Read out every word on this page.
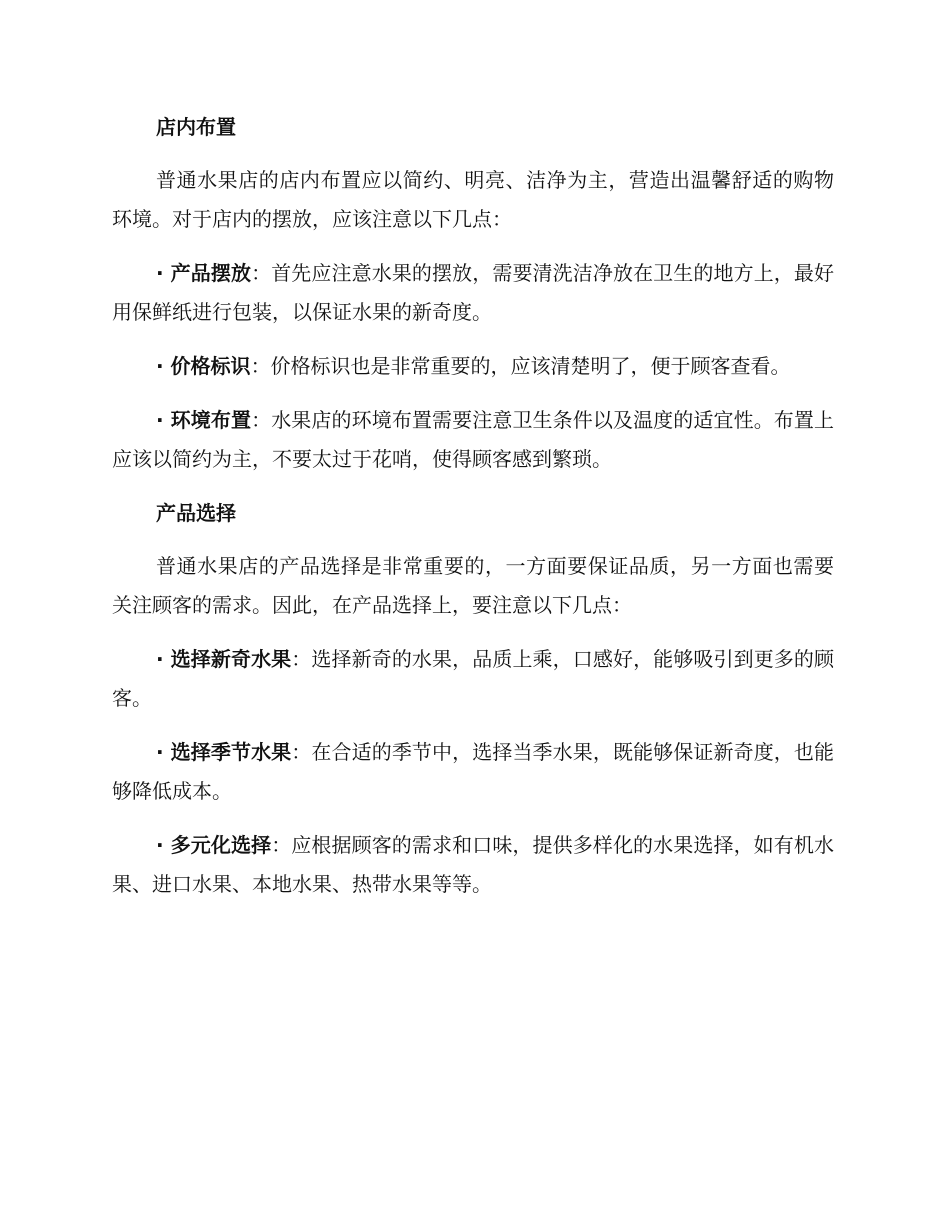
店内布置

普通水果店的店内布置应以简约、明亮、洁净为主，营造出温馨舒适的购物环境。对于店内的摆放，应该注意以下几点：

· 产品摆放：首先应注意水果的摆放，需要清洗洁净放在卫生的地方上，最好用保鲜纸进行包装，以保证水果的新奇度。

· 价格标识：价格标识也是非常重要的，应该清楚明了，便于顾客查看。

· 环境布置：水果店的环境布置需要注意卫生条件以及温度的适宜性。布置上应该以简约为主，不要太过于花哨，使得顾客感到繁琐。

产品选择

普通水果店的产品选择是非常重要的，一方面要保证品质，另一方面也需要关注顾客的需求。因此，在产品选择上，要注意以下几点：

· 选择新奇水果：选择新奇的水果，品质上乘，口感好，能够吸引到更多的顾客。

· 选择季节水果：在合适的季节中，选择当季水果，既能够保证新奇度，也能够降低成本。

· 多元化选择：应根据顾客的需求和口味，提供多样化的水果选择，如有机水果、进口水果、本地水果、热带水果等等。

####

Every entry above should be duplicated exactly. Do not include the images.

Read out every word on this page.
店内布置

普通水果店的店内布置应以简约、明亮、洁净为主，营造出温馨舒适的购物环境。对于店内的摆放，应该注意以下几点：

· 产品摆放：首先应注意水果的摆放，需要清洗洁净放在卫生的地方上，最好用保鲜纸进行包装，以保证水果的新奇度。

· 价格标识：价格标识也是非常重要的，应该清楚明了，便于顾客查看。

· 环境布置：水果店的环境布置需要注意卫生条件以及温度的适宜性。布置上应该以简约为主，不要太过于花哨，使得顾客感到繁琐。

产品选择

普通水果店的产品选择是非常重要的，一方面要保证品质，另一方面也需要关注顾客的需求。因此，在产品选择上，要注意以下几点：

· 选择新奇水果：选择新奇的水果，品质上乘，口感好，能够吸引到更多的顾客。

· 选择季节水果：在合适的季节中，选择当季水果，既能够保证新奇度，也能够降低成本。

· 多元化选择：应根据顾客的需求和口味，提供多样化的水果选择，如有机水果、进口水果、本地水果、热带水果等等。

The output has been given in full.